[INPUT DATA start]

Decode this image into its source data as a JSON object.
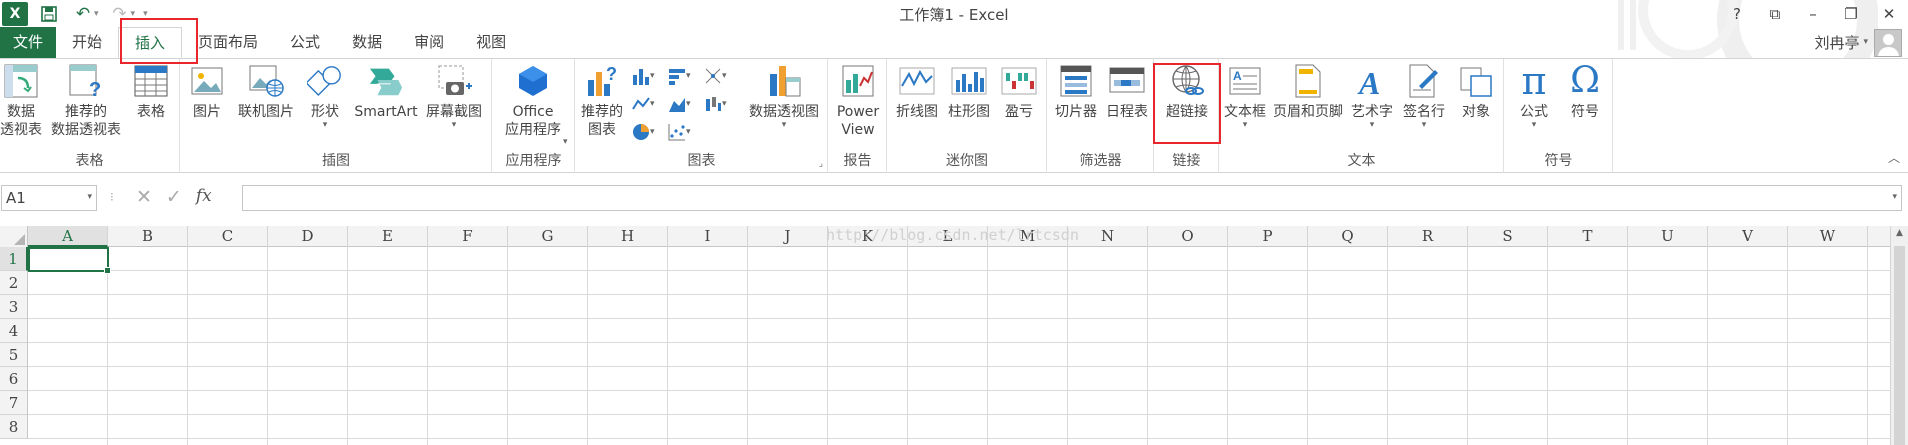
{
  "window": {
    "title": "工作簿1 - Excel",
    "help": "?",
    "restore": "⧉",
    "minimize": "–",
    "maximize": "❐",
    "close": "✕"
  },
  "qat": {
    "logo": "X",
    "save": "💾",
    "undo": "↶",
    "redo": "↷",
    "more": "▾"
  },
  "tabs": [
    {
      "label": "文件"
    },
    {
      "label": "开始"
    },
    {
      "label": "插入"
    },
    {
      "label": "页面布局"
    },
    {
      "label": "公式"
    },
    {
      "label": "数据"
    },
    {
      "label": "审阅"
    },
    {
      "label": "视图"
    }
  ],
  "active_tab": "插入",
  "user": {
    "name": "刘冉亭",
    "caret": "▾"
  },
  "ribbon": {
    "groups": {
      "tables": {
        "label": "表格",
        "buttons": {
          "pivot": "数据\n透视表",
          "rec_pivot": "推荐的\n数据透视表",
          "table": "表格"
        }
      },
      "illustrations": {
        "label": "插图",
        "buttons": {
          "picture": "图片",
          "online_picture": "联机图片",
          "shapes": "形状",
          "smartart": "SmartArt",
          "screenshot": "屏幕截图"
        }
      },
      "apps": {
        "label": "应用程序",
        "buttons": {
          "office": "Office\n应用程序"
        }
      },
      "charts": {
        "label": "图表",
        "buttons": {
          "rec_charts": "推荐的\n图表",
          "pivot_chart": "数据透视图"
        }
      },
      "reports": {
        "label": "报告",
        "buttons": {
          "powerview": "Power\nView"
        }
      },
      "sparklines": {
        "label": "迷你图",
        "buttons": {
          "line": "折线图",
          "column": "柱形图",
          "winloss": "盈亏"
        }
      },
      "filters": {
        "label": "筛选器",
        "buttons": {
          "slicer": "切片器",
          "timeline": "日程表"
        }
      },
      "links": {
        "label": "链接",
        "buttons": {
          "hyperlink": "超链接"
        }
      },
      "text": {
        "label": "文本",
        "buttons": {
          "textbox": "文本框",
          "header_footer": "页眉和页脚",
          "wordart": "艺术字",
          "signature": "签名行",
          "object": "对象"
        }
      },
      "symbols": {
        "label": "符号",
        "buttons": {
          "equation": "公式",
          "symbol": "符号"
        }
      }
    },
    "collapse": "︿"
  },
  "formula_bar": {
    "name_box": "A1",
    "value": "",
    "cancel": "✕",
    "enter": "✓",
    "fx": "fx"
  },
  "watermark": "http://blog.csdn.net/lrtcsdn",
  "columns": [
    "A",
    "B",
    "C",
    "D",
    "E",
    "F",
    "G",
    "H",
    "I",
    "J",
    "K",
    "L",
    "M",
    "N",
    "O",
    "P",
    "Q",
    "R",
    "S",
    "T",
    "U",
    "V",
    "W"
  ],
  "rows": [
    "1",
    "2",
    "3",
    "4",
    "5",
    "6",
    "7",
    "8"
  ],
  "selected_cell": "A1",
  "colors": {
    "accent": "#217346",
    "highlight_box": "#e8262b"
  }
}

[INPUT DATA end]

Make an exact copy of every entry above, minus the images.

Decode this image into its source data as a JSON object.
{
  "window": {
    "title": "工作簿1 - Excel",
    "help": "?",
    "restore": "⧉",
    "minimize": "–",
    "maximize": "❐",
    "close": "✕"
  },
  "qat": {
    "logo": "X",
    "save": "💾",
    "undo": "↶",
    "redo": "↷",
    "more": "▾"
  },
  "tabs": [
    {
      "label": "文件"
    },
    {
      "label": "开始"
    },
    {
      "label": "插入"
    },
    {
      "label": "页面布局"
    },
    {
      "label": "公式"
    },
    {
      "label": "数据"
    },
    {
      "label": "审阅"
    },
    {
      "label": "视图"
    }
  ],
  "active_tab": "插入",
  "user": {
    "name": "刘冉亭",
    "caret": "▾"
  },
  "ribbon": {
    "groups": {
      "tables": {
        "label": "表格",
        "buttons": {
          "pivot": "数据\n透视表",
          "rec_pivot": "推荐的\n数据透视表",
          "table": "表格"
        }
      },
      "illustrations": {
        "label": "插图",
        "buttons": {
          "picture": "图片",
          "online_picture": "联机图片",
          "shapes": "形状",
          "smartart": "SmartArt",
          "screenshot": "屏幕截图"
        }
      },
      "apps": {
        "label": "应用程序",
        "buttons": {
          "office": "Office\n应用程序"
        }
      },
      "charts": {
        "label": "图表",
        "buttons": {
          "rec_charts": "推荐的\n图表",
          "pivot_chart": "数据透视图"
        }
      },
      "reports": {
        "label": "报告",
        "buttons": {
          "powerview": "Power\nView"
        }
      },
      "sparklines": {
        "label": "迷你图",
        "buttons": {
          "line": "折线图",
          "column": "柱形图",
          "winloss": "盈亏"
        }
      },
      "filters": {
        "label": "筛选器",
        "buttons": {
          "slicer": "切片器",
          "timeline": "日程表"
        }
      },
      "links": {
        "label": "链接",
        "buttons": {
          "hyperlink": "超链接"
        }
      },
      "text": {
        "label": "文本",
        "buttons": {
          "textbox": "文本框",
          "header_footer": "页眉和页脚",
          "wordart": "艺术字",
          "signature": "签名行",
          "object": "对象"
        }
      },
      "symbols": {
        "label": "符号",
        "buttons": {
          "equation": "公式",
          "symbol": "符号"
        }
      }
    },
    "collapse": "︿"
  },
  "formula_bar": {
    "name_box": "A1",
    "value": "",
    "cancel": "✕",
    "enter": "✓",
    "fx": "fx"
  },
  "watermark": "http://blog.csdn.net/lrtcsdn",
  "columns": [
    "A",
    "B",
    "C",
    "D",
    "E",
    "F",
    "G",
    "H",
    "I",
    "J",
    "K",
    "L",
    "M",
    "N",
    "O",
    "P",
    "Q",
    "R",
    "S",
    "T",
    "U",
    "V",
    "W"
  ],
  "rows": [
    "1",
    "2",
    "3",
    "4",
    "5",
    "6",
    "7",
    "8"
  ],
  "selected_cell": "A1",
  "colors": {
    "accent": "#217346",
    "highlight_box": "#e8262b"
  }
}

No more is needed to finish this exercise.